PROVIDED INFORMATION:
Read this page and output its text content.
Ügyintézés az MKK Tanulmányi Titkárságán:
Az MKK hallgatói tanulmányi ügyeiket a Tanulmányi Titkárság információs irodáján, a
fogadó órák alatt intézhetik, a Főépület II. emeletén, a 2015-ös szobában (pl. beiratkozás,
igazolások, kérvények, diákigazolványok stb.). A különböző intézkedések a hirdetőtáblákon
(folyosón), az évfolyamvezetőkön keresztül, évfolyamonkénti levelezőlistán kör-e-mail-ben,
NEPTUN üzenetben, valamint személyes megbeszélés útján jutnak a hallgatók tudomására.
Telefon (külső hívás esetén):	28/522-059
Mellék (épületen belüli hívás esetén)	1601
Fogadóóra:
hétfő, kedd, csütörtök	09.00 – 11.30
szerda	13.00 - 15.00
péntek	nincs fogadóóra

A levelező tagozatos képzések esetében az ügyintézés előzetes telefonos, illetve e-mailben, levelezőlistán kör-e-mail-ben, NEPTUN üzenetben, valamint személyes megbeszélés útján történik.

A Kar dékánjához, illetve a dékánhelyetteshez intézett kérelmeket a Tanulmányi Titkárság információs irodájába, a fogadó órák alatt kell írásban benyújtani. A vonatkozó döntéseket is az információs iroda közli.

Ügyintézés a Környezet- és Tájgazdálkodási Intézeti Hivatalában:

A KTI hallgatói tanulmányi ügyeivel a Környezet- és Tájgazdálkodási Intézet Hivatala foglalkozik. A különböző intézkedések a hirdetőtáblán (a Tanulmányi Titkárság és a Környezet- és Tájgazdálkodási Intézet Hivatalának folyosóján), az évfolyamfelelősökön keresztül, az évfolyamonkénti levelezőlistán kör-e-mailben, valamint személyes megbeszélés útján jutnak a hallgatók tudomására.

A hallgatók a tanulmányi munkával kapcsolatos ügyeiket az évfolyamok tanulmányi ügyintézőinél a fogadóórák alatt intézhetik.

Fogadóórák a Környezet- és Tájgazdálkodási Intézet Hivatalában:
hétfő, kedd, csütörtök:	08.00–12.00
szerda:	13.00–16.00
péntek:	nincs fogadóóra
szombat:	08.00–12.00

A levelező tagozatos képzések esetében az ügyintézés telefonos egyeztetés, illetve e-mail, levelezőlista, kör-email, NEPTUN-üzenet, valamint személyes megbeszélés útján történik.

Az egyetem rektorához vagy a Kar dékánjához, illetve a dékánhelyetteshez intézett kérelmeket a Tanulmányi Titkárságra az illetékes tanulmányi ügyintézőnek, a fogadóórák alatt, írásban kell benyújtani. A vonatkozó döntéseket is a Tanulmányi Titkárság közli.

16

EXERCISE DESCRIPTION: Return the listing above in full, character for character.

CORRECT RESULT:
Read this page and output its text content.
Ügyintézés az MKK Tanulmányi Titkárságán:
Az MKK hallgatói tanulmányi ügyeiket a Tanulmányi Titkárság információs irodáján, a
fogadó órák alatt intézhetik, a Főépület II. emeletén, a 2015-ös szobában (pl. beiratkozás,
igazolások, kérvények, diákigazolványok stb.). A különböző intézkedések a hirdetőtáblákon
(folyosón), az évfolyamvezetőkön keresztül, évfolyamonkénti levelezőlistán kör-e-mail-ben,
NEPTUN üzenetben, valamint személyes megbeszélés útján jutnak a hallgatók tudomására.
Telefon (külső hívás esetén):	28/522-059
Mellék (épületen belüli hívás esetén)	1601
Fogadóóra:
hétfő, kedd, csütörtök	09.00 – 11.30
szerda	13.00 - 15.00
péntek	nincs fogadóóra

A levelező tagozatos képzések esetében az ügyintézés előzetes telefonos, illetve e-mailben, levelezőlistán kör-e-mail-ben, NEPTUN üzenetben, valamint személyes megbeszélés útján történik.

A Kar dékánjához, illetve a dékánhelyetteshez intézett kérelmeket a Tanulmányi Titkárság információs irodájába, a fogadó órák alatt kell írásban benyújtani. A vonatkozó döntéseket is az információs iroda közli.

Ügyintézés a Környezet- és Tájgazdálkodási Intézeti Hivatalában:

A KTI hallgatói tanulmányi ügyeivel a Környezet- és Tájgazdálkodási Intézet Hivatala foglalkozik. A különböző intézkedések a hirdetőtáblán (a Tanulmányi Titkárság és a Környezet- és Tájgazdálkodási Intézet Hivatalának folyosóján), az évfolyamfelelősökön keresztül, az évfolyamonkénti levelezőlistán kör-e-mailben, valamint személyes megbeszélés útján jutnak a hallgatók tudomására.

A hallgatók a tanulmányi munkával kapcsolatos ügyeiket az évfolyamok tanulmányi ügyintézőinél a fogadóórák alatt intézhetik.

Fogadóórák a Környezet- és Tájgazdálkodási Intézet Hivatalában:
hétfő, kedd, csütörtök:	08.00–12.00
szerda:	13.00–16.00
péntek:	nincs fogadóóra
szombat:	08.00–12.00

A levelező tagozatos képzések esetében az ügyintézés telefonos egyeztetés, illetve e-mail, levelezőlista, kör-email, NEPTUN-üzenet, valamint személyes megbeszélés útján történik.

Az egyetem rektorához vagy a Kar dékánjához, illetve a dékánhelyetteshez intézett kérelmeket a Tanulmányi Titkárságra az illetékes tanulmányi ügyintézőnek, a fogadóórák alatt, írásban kell benyújtani. A vonatkozó döntéseket is a Tanulmányi Titkárság közli.

16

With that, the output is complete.